* **What needs to be done**:
What follows is a set of records; restate each one word for word and drop the pictures.

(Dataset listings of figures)
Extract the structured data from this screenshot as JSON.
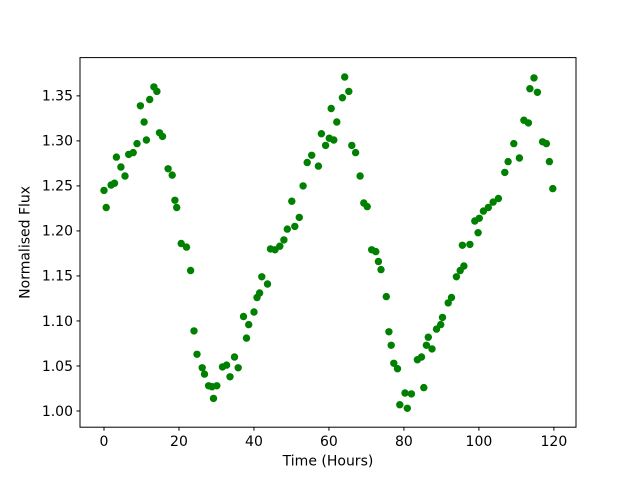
{
  "figure": {
    "background": "#ffffff"
  },
  "chart_data": {
    "type": "scatter",
    "title": "",
    "xlabel": "Time (Hours)",
    "ylabel": "Normalised Flux",
    "marker_color": "#008000",
    "marker_radius": 3.7,
    "axis_color": "#000000",
    "grid": false,
    "legend": null,
    "xlim": [
      -6.4,
      125.9
    ],
    "ylim": [
      0.982,
      1.3925
    ],
    "xticks": [
      0,
      20,
      40,
      60,
      80,
      100,
      120
    ],
    "xtick_labels": [
      "0",
      "20",
      "40",
      "60",
      "80",
      "100",
      "120"
    ],
    "yticks": [
      1.0,
      1.05,
      1.1,
      1.15,
      1.2,
      1.25,
      1.3,
      1.35
    ],
    "ytick_labels": [
      "1.00",
      "1.05",
      "1.10",
      "1.15",
      "1.20",
      "1.25",
      "1.30",
      "1.35"
    ],
    "points": [
      [
        0.0,
        1.245
      ],
      [
        0.6,
        1.226
      ],
      [
        1.9,
        1.251
      ],
      [
        2.8,
        1.253
      ],
      [
        3.3,
        1.282
      ],
      [
        4.5,
        1.271
      ],
      [
        5.6,
        1.261
      ],
      [
        6.6,
        1.285
      ],
      [
        7.8,
        1.287
      ],
      [
        8.8,
        1.297
      ],
      [
        9.7,
        1.339
      ],
      [
        10.7,
        1.321
      ],
      [
        11.3,
        1.301
      ],
      [
        12.2,
        1.346
      ],
      [
        13.3,
        1.36
      ],
      [
        14.1,
        1.355
      ],
      [
        14.8,
        1.309
      ],
      [
        15.6,
        1.305
      ],
      [
        17.1,
        1.269
      ],
      [
        18.2,
        1.262
      ],
      [
        18.9,
        1.234
      ],
      [
        19.4,
        1.226
      ],
      [
        20.6,
        1.186
      ],
      [
        22.0,
        1.182
      ],
      [
        23.1,
        1.156
      ],
      [
        24.0,
        1.089
      ],
      [
        24.8,
        1.063
      ],
      [
        26.2,
        1.048
      ],
      [
        26.8,
        1.041
      ],
      [
        27.9,
        1.028
      ],
      [
        28.8,
        1.027
      ],
      [
        29.2,
        1.014
      ],
      [
        30.1,
        1.028
      ],
      [
        31.6,
        1.049
      ],
      [
        32.7,
        1.051
      ],
      [
        33.6,
        1.038
      ],
      [
        34.8,
        1.06
      ],
      [
        35.8,
        1.048
      ],
      [
        37.2,
        1.105
      ],
      [
        38.0,
        1.081
      ],
      [
        38.6,
        1.096
      ],
      [
        40.0,
        1.11
      ],
      [
        40.8,
        1.126
      ],
      [
        41.5,
        1.131
      ],
      [
        42.1,
        1.149
      ],
      [
        43.6,
        1.141
      ],
      [
        44.4,
        1.18
      ],
      [
        45.6,
        1.179
      ],
      [
        46.9,
        1.183
      ],
      [
        48.0,
        1.19
      ],
      [
        48.9,
        1.202
      ],
      [
        50.1,
        1.233
      ],
      [
        50.9,
        1.205
      ],
      [
        52.1,
        1.215
      ],
      [
        53.1,
        1.25
      ],
      [
        54.2,
        1.276
      ],
      [
        55.4,
        1.284
      ],
      [
        57.2,
        1.272
      ],
      [
        58.0,
        1.308
      ],
      [
        59.1,
        1.295
      ],
      [
        60.1,
        1.303
      ],
      [
        60.6,
        1.336
      ],
      [
        61.3,
        1.301
      ],
      [
        62.1,
        1.321
      ],
      [
        63.6,
        1.348
      ],
      [
        64.2,
        1.371
      ],
      [
        65.3,
        1.355
      ],
      [
        66.1,
        1.295
      ],
      [
        67.1,
        1.287
      ],
      [
        68.3,
        1.261
      ],
      [
        69.3,
        1.231
      ],
      [
        70.2,
        1.227
      ],
      [
        71.4,
        1.179
      ],
      [
        72.5,
        1.177
      ],
      [
        73.2,
        1.166
      ],
      [
        73.9,
        1.157
      ],
      [
        75.3,
        1.127
      ],
      [
        76.0,
        1.088
      ],
      [
        76.6,
        1.073
      ],
      [
        77.3,
        1.053
      ],
      [
        78.3,
        1.047
      ],
      [
        78.9,
        1.007
      ],
      [
        80.3,
        1.02
      ],
      [
        80.9,
        1.003
      ],
      [
        82.0,
        1.019
      ],
      [
        83.6,
        1.057
      ],
      [
        84.7,
        1.06
      ],
      [
        85.3,
        1.026
      ],
      [
        86.0,
        1.073
      ],
      [
        86.5,
        1.082
      ],
      [
        87.5,
        1.069
      ],
      [
        88.7,
        1.091
      ],
      [
        89.8,
        1.096
      ],
      [
        90.3,
        1.104
      ],
      [
        91.8,
        1.12
      ],
      [
        92.7,
        1.126
      ],
      [
        94.0,
        1.149
      ],
      [
        95.0,
        1.156
      ],
      [
        95.6,
        1.184
      ],
      [
        96.0,
        1.161
      ],
      [
        97.6,
        1.185
      ],
      [
        98.9,
        1.211
      ],
      [
        99.8,
        1.198
      ],
      [
        100.1,
        1.214
      ],
      [
        101.2,
        1.222
      ],
      [
        102.5,
        1.226
      ],
      [
        103.8,
        1.232
      ],
      [
        105.2,
        1.236
      ],
      [
        106.9,
        1.265
      ],
      [
        107.8,
        1.277
      ],
      [
        109.3,
        1.297
      ],
      [
        110.8,
        1.281
      ],
      [
        112.0,
        1.323
      ],
      [
        113.2,
        1.32
      ],
      [
        113.6,
        1.358
      ],
      [
        114.7,
        1.37
      ],
      [
        115.6,
        1.354
      ],
      [
        117.0,
        1.299
      ],
      [
        118.0,
        1.297
      ],
      [
        118.8,
        1.277
      ],
      [
        119.7,
        1.247
      ]
    ]
  }
}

* **Written answer**:
Extract the structured data from this screenshot as JSON.
{
  "figure": {
    "background": "#ffffff"
  },
  "chart_data": {
    "type": "scatter",
    "title": "",
    "xlabel": "Time (Hours)",
    "ylabel": "Normalised Flux",
    "marker_color": "#008000",
    "marker_radius": 3.7,
    "axis_color": "#000000",
    "grid": false,
    "legend": null,
    "xlim": [
      -6.4,
      125.9
    ],
    "ylim": [
      0.982,
      1.3925
    ],
    "xticks": [
      0,
      20,
      40,
      60,
      80,
      100,
      120
    ],
    "xtick_labels": [
      "0",
      "20",
      "40",
      "60",
      "80",
      "100",
      "120"
    ],
    "yticks": [
      1.0,
      1.05,
      1.1,
      1.15,
      1.2,
      1.25,
      1.3,
      1.35
    ],
    "ytick_labels": [
      "1.00",
      "1.05",
      "1.10",
      "1.15",
      "1.20",
      "1.25",
      "1.30",
      "1.35"
    ],
    "points": [
      [
        0.0,
        1.245
      ],
      [
        0.6,
        1.226
      ],
      [
        1.9,
        1.251
      ],
      [
        2.8,
        1.253
      ],
      [
        3.3,
        1.282
      ],
      [
        4.5,
        1.271
      ],
      [
        5.6,
        1.261
      ],
      [
        6.6,
        1.285
      ],
      [
        7.8,
        1.287
      ],
      [
        8.8,
        1.297
      ],
      [
        9.7,
        1.339
      ],
      [
        10.7,
        1.321
      ],
      [
        11.3,
        1.301
      ],
      [
        12.2,
        1.346
      ],
      [
        13.3,
        1.36
      ],
      [
        14.1,
        1.355
      ],
      [
        14.8,
        1.309
      ],
      [
        15.6,
        1.305
      ],
      [
        17.1,
        1.269
      ],
      [
        18.2,
        1.262
      ],
      [
        18.9,
        1.234
      ],
      [
        19.4,
        1.226
      ],
      [
        20.6,
        1.186
      ],
      [
        22.0,
        1.182
      ],
      [
        23.1,
        1.156
      ],
      [
        24.0,
        1.089
      ],
      [
        24.8,
        1.063
      ],
      [
        26.2,
        1.048
      ],
      [
        26.8,
        1.041
      ],
      [
        27.9,
        1.028
      ],
      [
        28.8,
        1.027
      ],
      [
        29.2,
        1.014
      ],
      [
        30.1,
        1.028
      ],
      [
        31.6,
        1.049
      ],
      [
        32.7,
        1.051
      ],
      [
        33.6,
        1.038
      ],
      [
        34.8,
        1.06
      ],
      [
        35.8,
        1.048
      ],
      [
        37.2,
        1.105
      ],
      [
        38.0,
        1.081
      ],
      [
        38.6,
        1.096
      ],
      [
        40.0,
        1.11
      ],
      [
        40.8,
        1.126
      ],
      [
        41.5,
        1.131
      ],
      [
        42.1,
        1.149
      ],
      [
        43.6,
        1.141
      ],
      [
        44.4,
        1.18
      ],
      [
        45.6,
        1.179
      ],
      [
        46.9,
        1.183
      ],
      [
        48.0,
        1.19
      ],
      [
        48.9,
        1.202
      ],
      [
        50.1,
        1.233
      ],
      [
        50.9,
        1.205
      ],
      [
        52.1,
        1.215
      ],
      [
        53.1,
        1.25
      ],
      [
        54.2,
        1.276
      ],
      [
        55.4,
        1.284
      ],
      [
        57.2,
        1.272
      ],
      [
        58.0,
        1.308
      ],
      [
        59.1,
        1.295
      ],
      [
        60.1,
        1.303
      ],
      [
        60.6,
        1.336
      ],
      [
        61.3,
        1.301
      ],
      [
        62.1,
        1.321
      ],
      [
        63.6,
        1.348
      ],
      [
        64.2,
        1.371
      ],
      [
        65.3,
        1.355
      ],
      [
        66.1,
        1.295
      ],
      [
        67.1,
        1.287
      ],
      [
        68.3,
        1.261
      ],
      [
        69.3,
        1.231
      ],
      [
        70.2,
        1.227
      ],
      [
        71.4,
        1.179
      ],
      [
        72.5,
        1.177
      ],
      [
        73.2,
        1.166
      ],
      [
        73.9,
        1.157
      ],
      [
        75.3,
        1.127
      ],
      [
        76.0,
        1.088
      ],
      [
        76.6,
        1.073
      ],
      [
        77.3,
        1.053
      ],
      [
        78.3,
        1.047
      ],
      [
        78.9,
        1.007
      ],
      [
        80.3,
        1.02
      ],
      [
        80.9,
        1.003
      ],
      [
        82.0,
        1.019
      ],
      [
        83.6,
        1.057
      ],
      [
        84.7,
        1.06
      ],
      [
        85.3,
        1.026
      ],
      [
        86.0,
        1.073
      ],
      [
        86.5,
        1.082
      ],
      [
        87.5,
        1.069
      ],
      [
        88.7,
        1.091
      ],
      [
        89.8,
        1.096
      ],
      [
        90.3,
        1.104
      ],
      [
        91.8,
        1.12
      ],
      [
        92.7,
        1.126
      ],
      [
        94.0,
        1.149
      ],
      [
        95.0,
        1.156
      ],
      [
        95.6,
        1.184
      ],
      [
        96.0,
        1.161
      ],
      [
        97.6,
        1.185
      ],
      [
        98.9,
        1.211
      ],
      [
        99.8,
        1.198
      ],
      [
        100.1,
        1.214
      ],
      [
        101.2,
        1.222
      ],
      [
        102.5,
        1.226
      ],
      [
        103.8,
        1.232
      ],
      [
        105.2,
        1.236
      ],
      [
        106.9,
        1.265
      ],
      [
        107.8,
        1.277
      ],
      [
        109.3,
        1.297
      ],
      [
        110.8,
        1.281
      ],
      [
        112.0,
        1.323
      ],
      [
        113.2,
        1.32
      ],
      [
        113.6,
        1.358
      ],
      [
        114.7,
        1.37
      ],
      [
        115.6,
        1.354
      ],
      [
        117.0,
        1.299
      ],
      [
        118.0,
        1.297
      ],
      [
        118.8,
        1.277
      ],
      [
        119.7,
        1.247
      ]
    ]
  }
}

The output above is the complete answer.